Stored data
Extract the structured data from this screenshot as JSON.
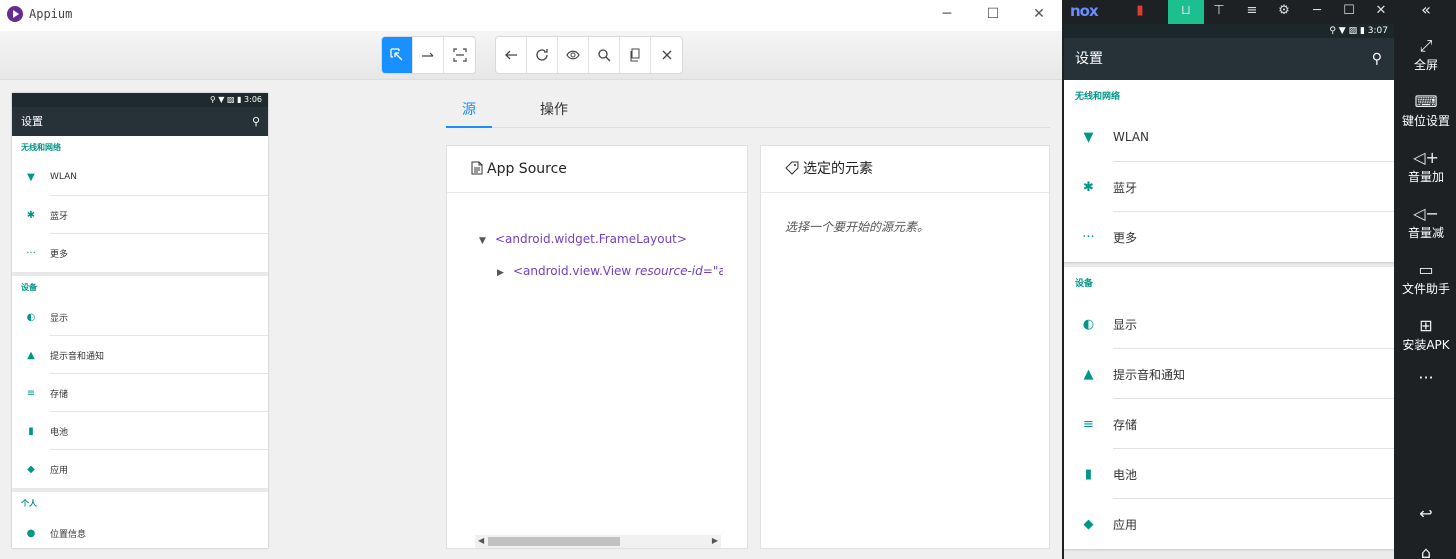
{
  "appium": {
    "title": "Appium",
    "window_controls": {
      "minimize": "─",
      "maximize": "☐",
      "close": "✕"
    },
    "tabs": [
      "源",
      "操作"
    ],
    "source_panel": {
      "title": "App Source",
      "tree": [
        {
          "tag_open": "<android.widget.FrameLayout>"
        },
        {
          "tag_open": "<android.view.View ",
          "attr_name": "resource-id",
          "attr_rest": "=\"andro"
        }
      ]
    },
    "selected_panel": {
      "title": "选定的元素",
      "hint": "选择一个要开始的源元素。"
    },
    "preview": {
      "time": "3:06",
      "status_icons": "⚲ ▼ ▨ ▮",
      "header": "设置",
      "sections": [
        {
          "title": "无线和网络",
          "items": [
            {
              "icon": "▼",
              "label": "WLAN"
            },
            {
              "icon": "✱",
              "label": "蓝牙"
            },
            {
              "icon": "···",
              "label": "更多"
            }
          ]
        },
        {
          "title": "设备",
          "items": [
            {
              "icon": "◐",
              "label": "显示"
            },
            {
              "icon": "▲",
              "label": "提示音和通知"
            },
            {
              "icon": "≡",
              "label": "存储"
            },
            {
              "icon": "▮",
              "label": "电池"
            },
            {
              "icon": "◆",
              "label": "应用"
            }
          ]
        },
        {
          "title": "个人",
          "items": [
            {
              "icon": "●",
              "label": "位置信息"
            }
          ]
        }
      ]
    }
  },
  "nox": {
    "logo": "nox",
    "time": "3:07",
    "status_icons": "⚲ ▼ ▨ ▮",
    "header": "设置",
    "sections": [
      {
        "title": "无线和网络",
        "items": [
          {
            "icon": "▼",
            "label": "WLAN"
          },
          {
            "icon": "✱",
            "label": "蓝牙"
          },
          {
            "icon": "···",
            "label": "更多"
          }
        ]
      },
      {
        "title": "设备",
        "items": [
          {
            "icon": "◐",
            "label": "显示"
          },
          {
            "icon": "▲",
            "label": "提示音和通知"
          },
          {
            "icon": "≡",
            "label": "存储"
          },
          {
            "icon": "▮",
            "label": "电池"
          },
          {
            "icon": "◆",
            "label": "应用"
          }
        ]
      }
    ],
    "sidebar": {
      "fullscreen": "全屏",
      "keymap": "键位设置",
      "volume_up": "音量加",
      "volume_down": "音量减",
      "file_helper": "文件助手",
      "install_apk": "安装APK",
      "more": "···"
    }
  }
}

(Written problem): Pull every line containing "title" from the material above.

(Written response):
    "title": "Appium",
      "title": "App Source",
      "title": "选定的元素",
          "title": "无线和网络",
          "title": "设备",
          "title": "个人",
        "title": "无线和网络",
        "title": "设备",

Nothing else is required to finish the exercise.